<<<<

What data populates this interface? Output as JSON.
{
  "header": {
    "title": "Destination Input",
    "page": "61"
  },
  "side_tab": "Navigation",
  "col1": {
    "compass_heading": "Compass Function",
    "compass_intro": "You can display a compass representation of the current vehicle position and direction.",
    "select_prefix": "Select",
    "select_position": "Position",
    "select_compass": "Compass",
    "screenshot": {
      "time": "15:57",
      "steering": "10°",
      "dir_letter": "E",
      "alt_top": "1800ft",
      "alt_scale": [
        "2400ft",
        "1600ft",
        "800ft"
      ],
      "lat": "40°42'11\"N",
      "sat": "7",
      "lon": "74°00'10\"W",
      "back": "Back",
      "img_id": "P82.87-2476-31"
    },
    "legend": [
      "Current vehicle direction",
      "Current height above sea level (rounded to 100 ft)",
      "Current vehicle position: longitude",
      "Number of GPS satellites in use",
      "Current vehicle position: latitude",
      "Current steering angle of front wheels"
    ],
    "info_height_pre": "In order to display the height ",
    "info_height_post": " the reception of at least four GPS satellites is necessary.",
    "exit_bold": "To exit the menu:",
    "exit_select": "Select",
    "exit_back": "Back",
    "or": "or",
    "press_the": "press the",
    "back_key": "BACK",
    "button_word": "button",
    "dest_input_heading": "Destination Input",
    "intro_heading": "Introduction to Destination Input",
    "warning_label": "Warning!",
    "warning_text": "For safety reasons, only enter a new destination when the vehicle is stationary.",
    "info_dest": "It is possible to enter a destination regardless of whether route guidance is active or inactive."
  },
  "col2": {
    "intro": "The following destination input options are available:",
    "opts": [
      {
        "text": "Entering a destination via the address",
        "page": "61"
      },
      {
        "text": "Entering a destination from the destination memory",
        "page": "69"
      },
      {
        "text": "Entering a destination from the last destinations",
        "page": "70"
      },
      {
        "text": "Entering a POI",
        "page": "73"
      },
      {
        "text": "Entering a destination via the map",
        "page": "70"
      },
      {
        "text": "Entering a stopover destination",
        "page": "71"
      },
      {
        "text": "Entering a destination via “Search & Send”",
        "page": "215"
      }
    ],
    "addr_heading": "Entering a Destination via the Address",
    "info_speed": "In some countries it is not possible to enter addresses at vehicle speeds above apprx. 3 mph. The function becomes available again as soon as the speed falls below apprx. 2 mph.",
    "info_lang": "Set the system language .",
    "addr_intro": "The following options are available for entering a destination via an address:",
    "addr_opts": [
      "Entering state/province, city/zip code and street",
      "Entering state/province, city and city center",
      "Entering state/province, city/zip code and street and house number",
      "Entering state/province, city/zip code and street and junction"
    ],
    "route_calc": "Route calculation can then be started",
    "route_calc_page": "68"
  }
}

>>>>

*What the task asks*: Reproduce the full listing above, character for character.

*Worked answer*:
What data populates this interface? Output as JSON.
{
  "header": {
    "title": "Destination Input",
    "page": "61"
  },
  "side_tab": "Navigation",
  "col1": {
    "compass_heading": "Compass Function",
    "compass_intro": "You can display a compass representation of the current vehicle position and direction.",
    "select_prefix": "Select",
    "select_position": "Position",
    "select_compass": "Compass",
    "screenshot": {
      "time": "15:57",
      "steering": "10°",
      "dir_letter": "E",
      "alt_top": "1800ft",
      "alt_scale": [
        "2400ft",
        "1600ft",
        "800ft"
      ],
      "lat": "40°42'11\"N",
      "sat": "7",
      "lon": "74°00'10\"W",
      "back": "Back",
      "img_id": "P82.87-2476-31"
    },
    "legend": [
      "Current vehicle direction",
      "Current height above sea level (rounded to 100 ft)",
      "Current vehicle position: longitude",
      "Number of GPS satellites in use",
      "Current vehicle position: latitude",
      "Current steering angle of front wheels"
    ],
    "info_height_pre": "In order to display the height ",
    "info_height_post": " the reception of at least four GPS satellites is necessary.",
    "exit_bold": "To exit the menu:",
    "exit_select": "Select",
    "exit_back": "Back",
    "or": "or",
    "press_the": "press the",
    "back_key": "BACK",
    "button_word": "button",
    "dest_input_heading": "Destination Input",
    "intro_heading": "Introduction to Destination Input",
    "warning_label": "Warning!",
    "warning_text": "For safety reasons, only enter a new destination when the vehicle is stationary.",
    "info_dest": "It is possible to enter a destination regardless of whether route guidance is active or inactive."
  },
  "col2": {
    "intro": "The following destination input options are available:",
    "opts": [
      {
        "text": "Entering a destination via the address",
        "page": "61"
      },
      {
        "text": "Entering a destination from the destination memory",
        "page": "69"
      },
      {
        "text": "Entering a destination from the last destinations",
        "page": "70"
      },
      {
        "text": "Entering a POI",
        "page": "73"
      },
      {
        "text": "Entering a destination via the map",
        "page": "70"
      },
      {
        "text": "Entering a stopover destination",
        "page": "71"
      },
      {
        "text": "Entering a destination via “Search & Send”",
        "page": "215"
      }
    ],
    "addr_heading": "Entering a Destination via the Address",
    "info_speed": "In some countries it is not possible to enter addresses at vehicle speeds above apprx. 3 mph. The function becomes available again as soon as the speed falls below apprx. 2 mph.",
    "info_lang": "Set the system language .",
    "addr_intro": "The following options are available for entering a destination via an address:",
    "addr_opts": [
      "Entering state/province, city/zip code and street",
      "Entering state/province, city and city center",
      "Entering state/province, city/zip code and street and house number",
      "Entering state/province, city/zip code and street and junction"
    ],
    "route_calc": "Route calculation can then be started",
    "route_calc_page": "68"
  }
}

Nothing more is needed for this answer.